**Study material:**
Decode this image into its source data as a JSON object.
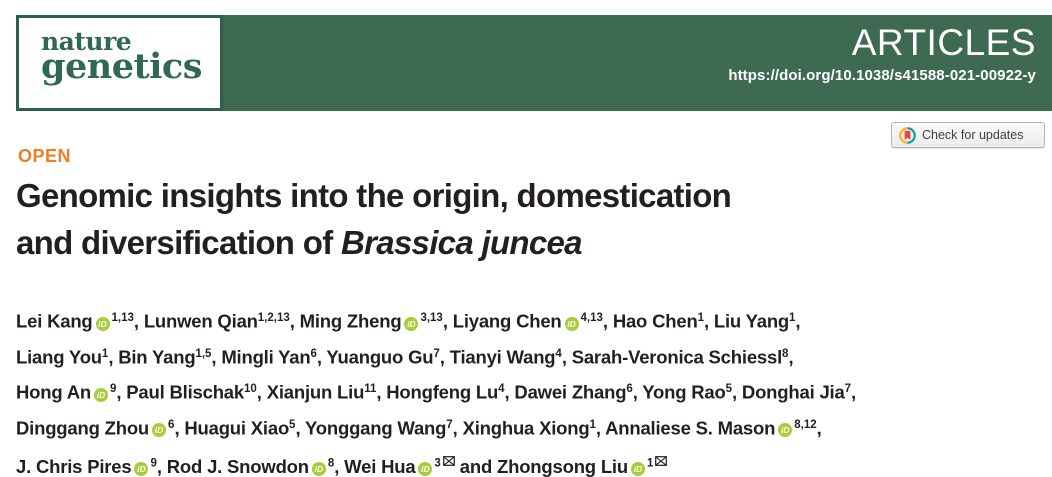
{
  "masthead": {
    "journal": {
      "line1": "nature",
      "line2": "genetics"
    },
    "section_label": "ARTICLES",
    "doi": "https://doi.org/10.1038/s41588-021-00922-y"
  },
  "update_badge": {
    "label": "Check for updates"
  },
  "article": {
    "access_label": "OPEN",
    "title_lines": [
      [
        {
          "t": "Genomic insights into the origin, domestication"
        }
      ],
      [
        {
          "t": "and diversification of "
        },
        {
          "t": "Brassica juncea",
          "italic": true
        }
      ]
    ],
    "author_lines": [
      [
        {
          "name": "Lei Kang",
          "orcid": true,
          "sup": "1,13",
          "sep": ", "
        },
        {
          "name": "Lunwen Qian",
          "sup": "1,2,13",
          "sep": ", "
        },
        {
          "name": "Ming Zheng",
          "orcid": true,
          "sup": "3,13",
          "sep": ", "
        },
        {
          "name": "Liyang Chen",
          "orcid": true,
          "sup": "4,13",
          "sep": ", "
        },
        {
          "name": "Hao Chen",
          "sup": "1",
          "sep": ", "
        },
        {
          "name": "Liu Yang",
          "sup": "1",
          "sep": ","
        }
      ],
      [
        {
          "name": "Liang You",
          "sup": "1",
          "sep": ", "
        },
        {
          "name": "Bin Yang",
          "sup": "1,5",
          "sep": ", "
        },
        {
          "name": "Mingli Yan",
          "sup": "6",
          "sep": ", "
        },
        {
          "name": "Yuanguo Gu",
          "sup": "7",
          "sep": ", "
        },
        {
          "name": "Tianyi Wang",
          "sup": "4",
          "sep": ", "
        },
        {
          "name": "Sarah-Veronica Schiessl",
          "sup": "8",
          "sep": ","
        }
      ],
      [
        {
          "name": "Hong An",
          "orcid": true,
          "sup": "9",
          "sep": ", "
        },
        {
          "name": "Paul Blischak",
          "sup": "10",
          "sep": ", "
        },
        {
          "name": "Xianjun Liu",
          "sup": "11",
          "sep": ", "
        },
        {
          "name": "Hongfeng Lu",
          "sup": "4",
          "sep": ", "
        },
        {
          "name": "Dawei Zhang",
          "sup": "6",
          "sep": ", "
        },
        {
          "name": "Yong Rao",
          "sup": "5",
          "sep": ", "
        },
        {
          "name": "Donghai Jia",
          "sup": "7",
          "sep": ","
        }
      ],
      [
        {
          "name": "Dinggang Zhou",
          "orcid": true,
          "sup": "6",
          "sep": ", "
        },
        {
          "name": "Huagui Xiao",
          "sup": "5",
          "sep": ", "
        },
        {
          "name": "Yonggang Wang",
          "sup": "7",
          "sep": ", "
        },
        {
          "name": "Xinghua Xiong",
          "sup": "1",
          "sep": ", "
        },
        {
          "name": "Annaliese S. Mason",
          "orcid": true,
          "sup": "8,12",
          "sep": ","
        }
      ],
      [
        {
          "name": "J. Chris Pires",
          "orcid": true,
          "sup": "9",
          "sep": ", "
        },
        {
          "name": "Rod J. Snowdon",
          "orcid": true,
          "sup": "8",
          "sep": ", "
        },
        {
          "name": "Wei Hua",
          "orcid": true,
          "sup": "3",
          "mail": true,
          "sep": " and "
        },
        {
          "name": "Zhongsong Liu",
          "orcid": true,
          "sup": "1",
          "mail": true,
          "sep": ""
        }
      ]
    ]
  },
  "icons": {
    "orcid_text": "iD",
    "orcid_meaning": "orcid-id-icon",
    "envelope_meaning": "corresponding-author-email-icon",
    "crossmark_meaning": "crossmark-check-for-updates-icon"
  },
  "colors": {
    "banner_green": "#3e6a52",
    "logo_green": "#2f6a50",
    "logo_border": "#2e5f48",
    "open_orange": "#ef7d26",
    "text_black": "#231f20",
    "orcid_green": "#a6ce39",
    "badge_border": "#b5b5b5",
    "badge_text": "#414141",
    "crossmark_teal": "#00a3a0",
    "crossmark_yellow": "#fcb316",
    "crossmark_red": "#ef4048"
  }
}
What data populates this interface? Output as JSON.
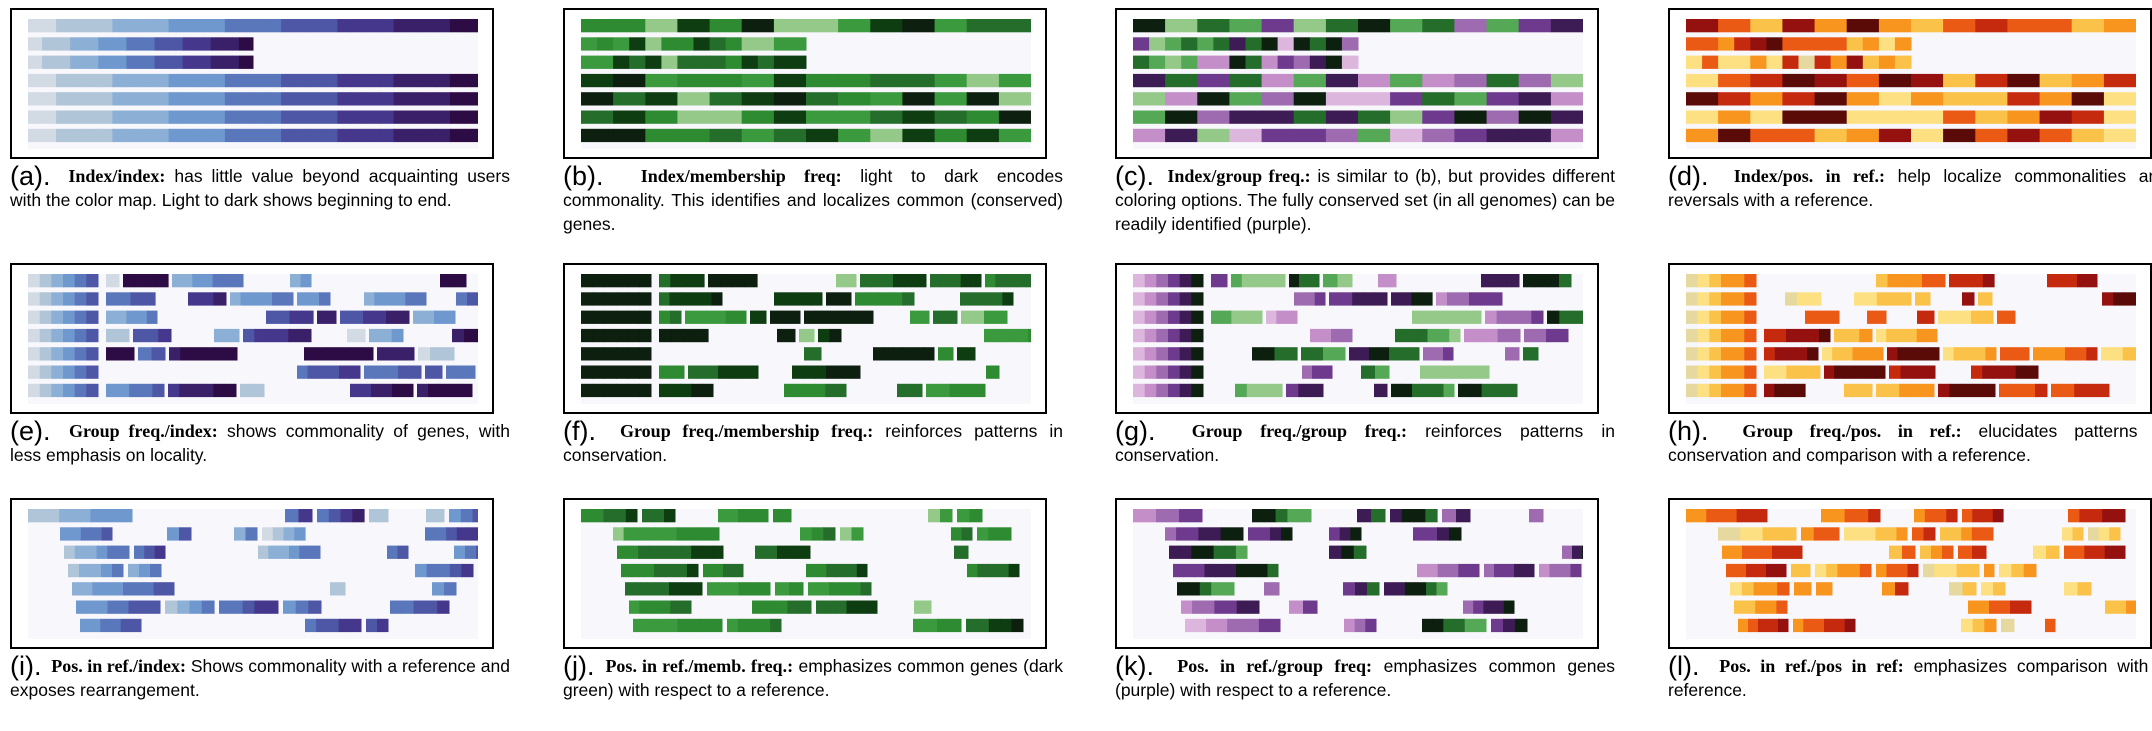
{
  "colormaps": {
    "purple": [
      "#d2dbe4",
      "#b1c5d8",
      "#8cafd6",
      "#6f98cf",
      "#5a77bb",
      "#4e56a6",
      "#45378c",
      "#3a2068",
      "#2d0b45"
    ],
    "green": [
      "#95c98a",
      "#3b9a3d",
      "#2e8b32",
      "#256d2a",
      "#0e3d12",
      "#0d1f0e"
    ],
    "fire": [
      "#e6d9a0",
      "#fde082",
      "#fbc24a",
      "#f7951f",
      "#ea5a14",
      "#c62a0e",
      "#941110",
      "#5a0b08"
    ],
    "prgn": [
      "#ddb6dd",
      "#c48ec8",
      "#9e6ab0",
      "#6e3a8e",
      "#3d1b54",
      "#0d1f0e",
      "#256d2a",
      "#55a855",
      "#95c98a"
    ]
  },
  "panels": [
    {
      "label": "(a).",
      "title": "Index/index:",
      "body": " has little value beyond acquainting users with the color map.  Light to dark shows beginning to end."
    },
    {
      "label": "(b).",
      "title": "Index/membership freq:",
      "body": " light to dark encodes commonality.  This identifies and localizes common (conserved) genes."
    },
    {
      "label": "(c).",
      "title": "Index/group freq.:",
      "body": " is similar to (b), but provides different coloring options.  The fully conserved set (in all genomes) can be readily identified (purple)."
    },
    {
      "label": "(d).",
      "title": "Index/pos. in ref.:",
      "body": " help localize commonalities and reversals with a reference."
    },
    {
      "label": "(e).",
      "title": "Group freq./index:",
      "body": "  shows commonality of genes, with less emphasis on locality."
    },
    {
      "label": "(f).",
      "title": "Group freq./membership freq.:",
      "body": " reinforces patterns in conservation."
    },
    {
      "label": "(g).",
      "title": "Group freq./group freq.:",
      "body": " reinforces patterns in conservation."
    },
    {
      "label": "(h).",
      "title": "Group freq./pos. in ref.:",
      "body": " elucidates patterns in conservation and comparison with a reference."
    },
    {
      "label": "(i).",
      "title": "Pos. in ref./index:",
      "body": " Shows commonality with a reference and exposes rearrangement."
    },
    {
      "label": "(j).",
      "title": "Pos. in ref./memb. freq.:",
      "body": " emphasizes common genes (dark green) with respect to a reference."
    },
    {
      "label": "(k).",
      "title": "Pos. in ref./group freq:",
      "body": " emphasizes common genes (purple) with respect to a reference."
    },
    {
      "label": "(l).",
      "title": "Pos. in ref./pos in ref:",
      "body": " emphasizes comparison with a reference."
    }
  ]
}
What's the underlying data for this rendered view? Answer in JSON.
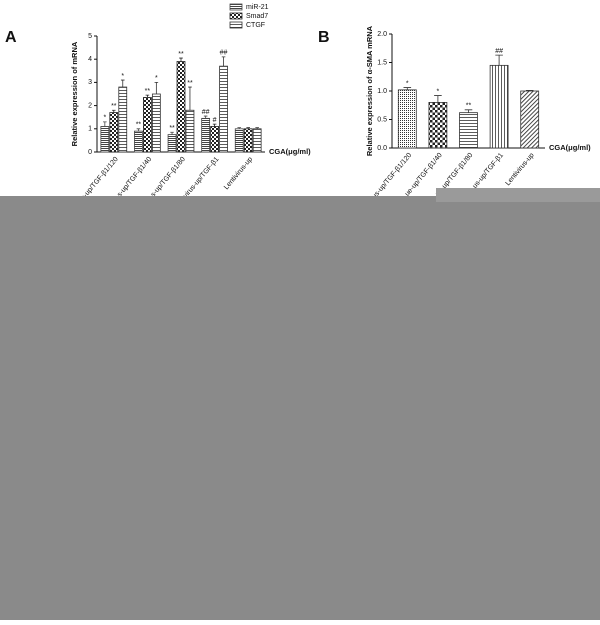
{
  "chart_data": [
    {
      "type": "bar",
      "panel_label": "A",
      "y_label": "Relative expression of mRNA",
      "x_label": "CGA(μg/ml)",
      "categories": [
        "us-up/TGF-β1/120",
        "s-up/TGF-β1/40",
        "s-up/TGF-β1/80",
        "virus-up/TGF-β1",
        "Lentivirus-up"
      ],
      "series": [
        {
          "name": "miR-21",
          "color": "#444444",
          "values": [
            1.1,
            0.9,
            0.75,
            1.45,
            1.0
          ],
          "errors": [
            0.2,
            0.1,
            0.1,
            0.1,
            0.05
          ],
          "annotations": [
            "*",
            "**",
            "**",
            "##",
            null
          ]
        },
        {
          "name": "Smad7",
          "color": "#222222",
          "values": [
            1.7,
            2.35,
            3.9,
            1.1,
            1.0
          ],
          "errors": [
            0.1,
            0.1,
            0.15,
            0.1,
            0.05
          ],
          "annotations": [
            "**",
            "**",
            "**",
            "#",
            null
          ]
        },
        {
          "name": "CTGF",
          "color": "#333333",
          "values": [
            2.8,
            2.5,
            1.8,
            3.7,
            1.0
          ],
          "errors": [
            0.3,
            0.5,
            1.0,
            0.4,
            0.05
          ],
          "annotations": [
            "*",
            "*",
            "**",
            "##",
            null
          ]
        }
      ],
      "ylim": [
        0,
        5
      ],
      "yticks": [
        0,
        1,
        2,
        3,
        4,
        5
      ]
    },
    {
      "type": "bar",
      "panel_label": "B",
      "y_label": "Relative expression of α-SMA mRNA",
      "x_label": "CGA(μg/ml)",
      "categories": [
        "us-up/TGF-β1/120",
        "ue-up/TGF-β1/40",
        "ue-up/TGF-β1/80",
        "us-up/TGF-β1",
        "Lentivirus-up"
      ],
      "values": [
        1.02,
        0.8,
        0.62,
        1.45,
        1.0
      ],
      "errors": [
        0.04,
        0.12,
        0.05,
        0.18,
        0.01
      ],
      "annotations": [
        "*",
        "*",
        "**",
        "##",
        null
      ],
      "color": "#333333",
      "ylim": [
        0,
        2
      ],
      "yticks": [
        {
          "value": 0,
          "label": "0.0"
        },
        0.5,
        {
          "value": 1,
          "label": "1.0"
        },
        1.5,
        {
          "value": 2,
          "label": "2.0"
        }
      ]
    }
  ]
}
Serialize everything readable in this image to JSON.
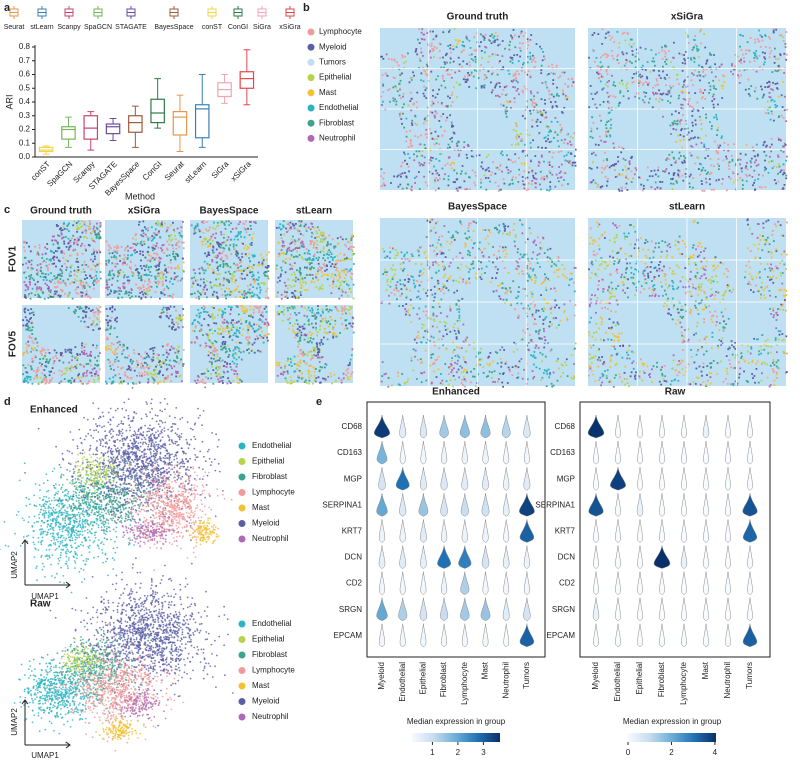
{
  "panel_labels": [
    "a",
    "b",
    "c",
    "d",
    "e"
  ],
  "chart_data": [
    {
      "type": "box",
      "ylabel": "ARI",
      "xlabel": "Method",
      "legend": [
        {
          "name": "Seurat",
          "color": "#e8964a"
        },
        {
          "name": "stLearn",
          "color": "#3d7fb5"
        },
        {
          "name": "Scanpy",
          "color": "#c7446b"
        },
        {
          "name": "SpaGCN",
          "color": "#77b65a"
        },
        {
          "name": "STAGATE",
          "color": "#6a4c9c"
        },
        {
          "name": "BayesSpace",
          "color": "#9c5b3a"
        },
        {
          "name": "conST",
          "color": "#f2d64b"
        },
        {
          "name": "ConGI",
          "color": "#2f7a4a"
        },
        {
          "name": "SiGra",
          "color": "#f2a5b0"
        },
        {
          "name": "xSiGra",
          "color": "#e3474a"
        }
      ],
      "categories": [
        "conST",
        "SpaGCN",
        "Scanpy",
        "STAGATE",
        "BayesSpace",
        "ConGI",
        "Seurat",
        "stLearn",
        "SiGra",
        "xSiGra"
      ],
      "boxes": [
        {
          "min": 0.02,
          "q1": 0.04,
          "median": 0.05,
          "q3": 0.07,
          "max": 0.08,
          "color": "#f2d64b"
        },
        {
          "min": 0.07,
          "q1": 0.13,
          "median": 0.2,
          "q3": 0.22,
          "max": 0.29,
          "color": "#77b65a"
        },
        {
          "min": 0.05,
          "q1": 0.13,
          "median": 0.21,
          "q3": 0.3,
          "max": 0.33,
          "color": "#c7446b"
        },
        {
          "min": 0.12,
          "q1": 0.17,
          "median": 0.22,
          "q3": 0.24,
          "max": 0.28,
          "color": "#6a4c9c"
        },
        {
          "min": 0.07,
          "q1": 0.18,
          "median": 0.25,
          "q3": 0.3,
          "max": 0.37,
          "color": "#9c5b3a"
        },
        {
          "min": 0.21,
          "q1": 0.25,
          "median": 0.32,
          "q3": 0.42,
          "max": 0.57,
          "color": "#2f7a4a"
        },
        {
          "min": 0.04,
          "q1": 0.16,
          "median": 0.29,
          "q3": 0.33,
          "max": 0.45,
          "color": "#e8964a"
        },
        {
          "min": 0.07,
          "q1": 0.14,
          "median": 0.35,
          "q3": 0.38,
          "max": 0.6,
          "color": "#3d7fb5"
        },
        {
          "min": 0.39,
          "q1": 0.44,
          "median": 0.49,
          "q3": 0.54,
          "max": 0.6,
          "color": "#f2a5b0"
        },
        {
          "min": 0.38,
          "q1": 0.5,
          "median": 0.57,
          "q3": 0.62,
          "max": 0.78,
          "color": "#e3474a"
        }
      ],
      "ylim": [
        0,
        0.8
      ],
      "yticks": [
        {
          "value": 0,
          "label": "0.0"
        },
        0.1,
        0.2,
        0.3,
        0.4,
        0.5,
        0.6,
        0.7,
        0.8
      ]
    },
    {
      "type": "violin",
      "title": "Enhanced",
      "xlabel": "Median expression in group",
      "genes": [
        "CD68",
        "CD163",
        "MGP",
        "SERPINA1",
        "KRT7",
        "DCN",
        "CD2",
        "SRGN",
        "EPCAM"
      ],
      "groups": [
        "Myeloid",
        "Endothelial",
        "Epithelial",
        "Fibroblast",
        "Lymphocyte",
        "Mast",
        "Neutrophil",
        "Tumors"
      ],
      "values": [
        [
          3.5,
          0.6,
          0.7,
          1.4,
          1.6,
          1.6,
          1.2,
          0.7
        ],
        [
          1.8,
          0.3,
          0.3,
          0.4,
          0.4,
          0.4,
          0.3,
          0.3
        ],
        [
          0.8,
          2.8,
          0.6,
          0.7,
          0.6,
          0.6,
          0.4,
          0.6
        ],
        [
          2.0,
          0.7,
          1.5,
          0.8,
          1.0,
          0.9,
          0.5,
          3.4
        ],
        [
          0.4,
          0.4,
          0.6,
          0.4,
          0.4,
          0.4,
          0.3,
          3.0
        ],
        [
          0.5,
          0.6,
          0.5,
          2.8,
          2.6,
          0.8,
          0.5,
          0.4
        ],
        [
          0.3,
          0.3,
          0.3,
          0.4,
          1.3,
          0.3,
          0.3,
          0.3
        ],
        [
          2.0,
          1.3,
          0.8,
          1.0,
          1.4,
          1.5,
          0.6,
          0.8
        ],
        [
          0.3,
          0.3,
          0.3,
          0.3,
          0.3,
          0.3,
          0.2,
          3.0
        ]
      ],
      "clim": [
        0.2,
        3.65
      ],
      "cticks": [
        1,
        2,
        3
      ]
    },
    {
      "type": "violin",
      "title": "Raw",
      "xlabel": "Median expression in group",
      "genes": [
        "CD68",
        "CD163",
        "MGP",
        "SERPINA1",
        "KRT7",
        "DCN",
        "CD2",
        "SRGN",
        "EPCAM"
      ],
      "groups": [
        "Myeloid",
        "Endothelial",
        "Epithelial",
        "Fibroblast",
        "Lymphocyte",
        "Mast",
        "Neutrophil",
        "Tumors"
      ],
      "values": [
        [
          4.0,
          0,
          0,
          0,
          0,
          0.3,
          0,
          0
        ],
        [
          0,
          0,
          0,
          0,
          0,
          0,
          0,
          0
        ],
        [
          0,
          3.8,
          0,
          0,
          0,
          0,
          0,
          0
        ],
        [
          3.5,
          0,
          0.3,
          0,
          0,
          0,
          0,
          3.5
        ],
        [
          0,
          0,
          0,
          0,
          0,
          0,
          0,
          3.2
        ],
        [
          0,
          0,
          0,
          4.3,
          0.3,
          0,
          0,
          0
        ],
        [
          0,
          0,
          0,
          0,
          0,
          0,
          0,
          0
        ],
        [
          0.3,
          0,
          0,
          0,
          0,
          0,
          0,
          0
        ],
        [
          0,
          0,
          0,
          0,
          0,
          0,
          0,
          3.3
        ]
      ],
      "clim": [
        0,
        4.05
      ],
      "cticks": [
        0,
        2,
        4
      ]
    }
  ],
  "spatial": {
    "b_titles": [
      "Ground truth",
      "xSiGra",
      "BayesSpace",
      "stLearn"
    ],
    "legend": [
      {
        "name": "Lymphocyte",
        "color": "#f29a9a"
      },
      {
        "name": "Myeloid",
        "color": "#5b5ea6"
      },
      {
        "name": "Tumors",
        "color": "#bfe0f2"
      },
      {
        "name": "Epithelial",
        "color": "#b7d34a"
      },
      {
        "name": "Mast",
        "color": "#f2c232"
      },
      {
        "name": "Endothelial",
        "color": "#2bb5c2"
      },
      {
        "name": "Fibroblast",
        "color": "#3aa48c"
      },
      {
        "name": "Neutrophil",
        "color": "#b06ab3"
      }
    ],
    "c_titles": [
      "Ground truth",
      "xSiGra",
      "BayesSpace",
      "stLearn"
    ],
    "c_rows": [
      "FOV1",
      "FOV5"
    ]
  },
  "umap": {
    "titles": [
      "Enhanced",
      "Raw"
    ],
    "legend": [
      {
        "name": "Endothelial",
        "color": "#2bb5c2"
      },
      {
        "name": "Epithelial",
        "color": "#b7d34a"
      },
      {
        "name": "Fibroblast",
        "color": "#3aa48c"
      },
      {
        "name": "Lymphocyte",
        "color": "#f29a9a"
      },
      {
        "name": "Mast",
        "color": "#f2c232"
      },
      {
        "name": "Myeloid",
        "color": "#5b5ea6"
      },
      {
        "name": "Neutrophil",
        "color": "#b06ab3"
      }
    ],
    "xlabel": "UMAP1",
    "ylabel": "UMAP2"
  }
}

**Goal of the exercise:** Take from the listing above each line in which the string "Relative" is found.

**Your response:**
      "y_label": "Relative expression of mRNA",
      "y_label": "Relative expression of α-SMA mRNA",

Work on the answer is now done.